● **INPUT**
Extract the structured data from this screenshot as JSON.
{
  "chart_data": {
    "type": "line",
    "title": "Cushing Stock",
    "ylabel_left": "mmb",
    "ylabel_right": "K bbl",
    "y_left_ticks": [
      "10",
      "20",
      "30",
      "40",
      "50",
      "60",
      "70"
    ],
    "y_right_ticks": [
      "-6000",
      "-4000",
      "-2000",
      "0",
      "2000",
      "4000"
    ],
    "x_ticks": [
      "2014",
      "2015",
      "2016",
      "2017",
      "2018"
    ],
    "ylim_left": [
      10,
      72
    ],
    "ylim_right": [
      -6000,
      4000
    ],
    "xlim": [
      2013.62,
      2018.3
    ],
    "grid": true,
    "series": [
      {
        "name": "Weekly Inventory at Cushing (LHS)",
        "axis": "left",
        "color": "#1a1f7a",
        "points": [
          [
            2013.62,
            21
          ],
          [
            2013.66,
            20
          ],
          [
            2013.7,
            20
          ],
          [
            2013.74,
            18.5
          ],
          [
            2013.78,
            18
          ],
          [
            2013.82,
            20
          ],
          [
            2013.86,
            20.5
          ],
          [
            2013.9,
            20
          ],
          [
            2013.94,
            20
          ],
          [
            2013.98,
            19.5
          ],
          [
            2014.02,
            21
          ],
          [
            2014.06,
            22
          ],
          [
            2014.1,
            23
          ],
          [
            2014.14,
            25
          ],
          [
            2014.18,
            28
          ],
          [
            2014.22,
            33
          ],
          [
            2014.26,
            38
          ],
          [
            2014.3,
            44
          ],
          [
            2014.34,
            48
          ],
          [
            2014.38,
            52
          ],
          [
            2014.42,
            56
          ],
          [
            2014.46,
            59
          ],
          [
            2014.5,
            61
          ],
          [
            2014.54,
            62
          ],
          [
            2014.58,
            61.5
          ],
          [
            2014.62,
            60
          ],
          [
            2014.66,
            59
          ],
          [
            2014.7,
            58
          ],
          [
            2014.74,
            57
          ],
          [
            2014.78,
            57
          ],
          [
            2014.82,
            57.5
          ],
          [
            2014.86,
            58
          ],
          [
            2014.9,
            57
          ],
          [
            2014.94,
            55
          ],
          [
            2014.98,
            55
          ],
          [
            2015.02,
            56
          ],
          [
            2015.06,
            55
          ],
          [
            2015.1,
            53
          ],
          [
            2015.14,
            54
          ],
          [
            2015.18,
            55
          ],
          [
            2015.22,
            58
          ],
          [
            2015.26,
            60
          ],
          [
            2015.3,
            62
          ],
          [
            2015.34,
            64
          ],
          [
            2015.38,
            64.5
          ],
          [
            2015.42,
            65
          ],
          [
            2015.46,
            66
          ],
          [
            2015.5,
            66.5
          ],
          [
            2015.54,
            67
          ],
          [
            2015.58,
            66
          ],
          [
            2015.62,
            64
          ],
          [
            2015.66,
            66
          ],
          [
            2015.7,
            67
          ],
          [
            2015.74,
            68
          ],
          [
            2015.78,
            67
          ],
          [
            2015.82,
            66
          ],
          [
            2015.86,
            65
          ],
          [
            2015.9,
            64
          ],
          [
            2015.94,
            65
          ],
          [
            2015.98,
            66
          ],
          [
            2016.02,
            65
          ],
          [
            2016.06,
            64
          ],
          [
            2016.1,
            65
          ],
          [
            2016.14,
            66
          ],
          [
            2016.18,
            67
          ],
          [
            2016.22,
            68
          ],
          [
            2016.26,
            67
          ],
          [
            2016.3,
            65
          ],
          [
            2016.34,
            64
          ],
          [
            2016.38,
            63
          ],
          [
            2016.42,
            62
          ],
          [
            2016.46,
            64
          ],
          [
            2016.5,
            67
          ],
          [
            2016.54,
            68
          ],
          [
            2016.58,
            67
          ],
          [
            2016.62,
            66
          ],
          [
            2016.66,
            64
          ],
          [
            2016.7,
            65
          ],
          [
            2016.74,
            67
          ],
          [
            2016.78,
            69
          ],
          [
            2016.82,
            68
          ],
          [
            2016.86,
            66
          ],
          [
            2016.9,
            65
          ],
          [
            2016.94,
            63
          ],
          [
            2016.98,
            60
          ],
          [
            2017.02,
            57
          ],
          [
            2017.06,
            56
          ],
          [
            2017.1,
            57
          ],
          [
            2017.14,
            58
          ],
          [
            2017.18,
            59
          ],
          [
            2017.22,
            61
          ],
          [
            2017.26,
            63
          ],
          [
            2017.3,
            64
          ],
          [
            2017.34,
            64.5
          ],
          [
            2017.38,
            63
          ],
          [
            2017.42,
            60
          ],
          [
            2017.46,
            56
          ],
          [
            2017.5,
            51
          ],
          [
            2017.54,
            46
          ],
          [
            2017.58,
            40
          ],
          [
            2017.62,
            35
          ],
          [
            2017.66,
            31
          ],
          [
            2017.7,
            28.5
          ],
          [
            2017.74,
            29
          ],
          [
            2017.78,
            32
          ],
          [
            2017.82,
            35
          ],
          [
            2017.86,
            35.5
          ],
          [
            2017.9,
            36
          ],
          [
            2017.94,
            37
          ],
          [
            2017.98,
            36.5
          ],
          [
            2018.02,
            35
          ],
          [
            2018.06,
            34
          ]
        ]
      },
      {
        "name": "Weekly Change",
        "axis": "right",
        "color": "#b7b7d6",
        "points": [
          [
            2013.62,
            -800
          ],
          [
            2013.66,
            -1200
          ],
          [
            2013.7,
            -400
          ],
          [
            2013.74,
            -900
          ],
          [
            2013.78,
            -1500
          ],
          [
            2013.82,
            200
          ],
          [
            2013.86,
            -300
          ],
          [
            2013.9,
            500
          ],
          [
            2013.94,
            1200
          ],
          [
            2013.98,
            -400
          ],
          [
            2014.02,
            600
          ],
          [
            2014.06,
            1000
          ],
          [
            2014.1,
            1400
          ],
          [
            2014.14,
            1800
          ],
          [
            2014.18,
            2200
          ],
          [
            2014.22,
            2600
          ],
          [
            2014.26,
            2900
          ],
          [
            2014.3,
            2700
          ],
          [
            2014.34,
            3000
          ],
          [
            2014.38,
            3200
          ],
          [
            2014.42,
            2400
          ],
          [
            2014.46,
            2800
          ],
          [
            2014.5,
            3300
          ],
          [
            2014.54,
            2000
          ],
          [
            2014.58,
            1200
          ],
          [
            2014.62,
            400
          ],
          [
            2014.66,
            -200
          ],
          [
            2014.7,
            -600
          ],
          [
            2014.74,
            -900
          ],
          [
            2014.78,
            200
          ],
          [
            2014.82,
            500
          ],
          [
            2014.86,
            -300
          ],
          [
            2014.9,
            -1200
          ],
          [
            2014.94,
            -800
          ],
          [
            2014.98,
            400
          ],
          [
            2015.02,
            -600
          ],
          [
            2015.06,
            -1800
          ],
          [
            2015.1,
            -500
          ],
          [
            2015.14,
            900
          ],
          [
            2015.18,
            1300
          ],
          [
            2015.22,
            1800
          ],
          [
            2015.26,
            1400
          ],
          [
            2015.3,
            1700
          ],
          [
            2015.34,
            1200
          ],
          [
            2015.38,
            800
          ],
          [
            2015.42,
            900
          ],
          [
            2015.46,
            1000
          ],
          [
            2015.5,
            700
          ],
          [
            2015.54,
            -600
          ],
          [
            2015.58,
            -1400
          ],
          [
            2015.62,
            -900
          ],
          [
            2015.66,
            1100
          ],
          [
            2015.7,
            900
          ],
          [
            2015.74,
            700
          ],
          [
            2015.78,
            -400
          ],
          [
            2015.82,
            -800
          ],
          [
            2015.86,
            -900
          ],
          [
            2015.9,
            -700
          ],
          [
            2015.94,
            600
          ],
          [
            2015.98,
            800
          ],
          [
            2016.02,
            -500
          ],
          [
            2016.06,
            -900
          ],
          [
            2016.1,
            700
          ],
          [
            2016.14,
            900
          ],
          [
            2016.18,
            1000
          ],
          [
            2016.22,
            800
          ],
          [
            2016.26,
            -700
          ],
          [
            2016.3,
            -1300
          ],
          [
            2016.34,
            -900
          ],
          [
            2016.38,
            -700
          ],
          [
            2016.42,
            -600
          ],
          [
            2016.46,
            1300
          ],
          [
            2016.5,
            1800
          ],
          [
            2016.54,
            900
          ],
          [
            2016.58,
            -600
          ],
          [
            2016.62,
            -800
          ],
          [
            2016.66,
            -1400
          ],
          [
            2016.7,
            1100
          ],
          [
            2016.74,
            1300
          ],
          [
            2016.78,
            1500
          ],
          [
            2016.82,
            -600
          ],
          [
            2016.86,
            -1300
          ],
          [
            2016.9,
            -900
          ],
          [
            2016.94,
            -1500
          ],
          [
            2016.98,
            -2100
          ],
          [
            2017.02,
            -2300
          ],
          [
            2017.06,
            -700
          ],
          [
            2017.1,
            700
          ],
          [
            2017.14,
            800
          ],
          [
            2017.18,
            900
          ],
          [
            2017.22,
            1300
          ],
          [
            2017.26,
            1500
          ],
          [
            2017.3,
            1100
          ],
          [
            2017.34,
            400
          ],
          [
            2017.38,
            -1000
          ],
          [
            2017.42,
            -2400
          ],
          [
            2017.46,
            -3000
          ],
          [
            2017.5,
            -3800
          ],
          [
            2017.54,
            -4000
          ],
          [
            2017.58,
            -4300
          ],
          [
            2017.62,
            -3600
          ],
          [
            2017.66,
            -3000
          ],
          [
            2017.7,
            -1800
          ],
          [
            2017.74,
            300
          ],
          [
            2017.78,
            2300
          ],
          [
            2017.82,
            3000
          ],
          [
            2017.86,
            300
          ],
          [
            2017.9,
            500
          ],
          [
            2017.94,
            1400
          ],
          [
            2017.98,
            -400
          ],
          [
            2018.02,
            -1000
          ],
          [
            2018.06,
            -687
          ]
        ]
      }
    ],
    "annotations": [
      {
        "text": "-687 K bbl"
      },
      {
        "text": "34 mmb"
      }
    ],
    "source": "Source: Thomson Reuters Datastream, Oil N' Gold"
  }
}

● **SHORT EXERCISE**
How many lines in the data contain the string "Cushing"? Respond with the number only.

● **FULL OUTPUT**
2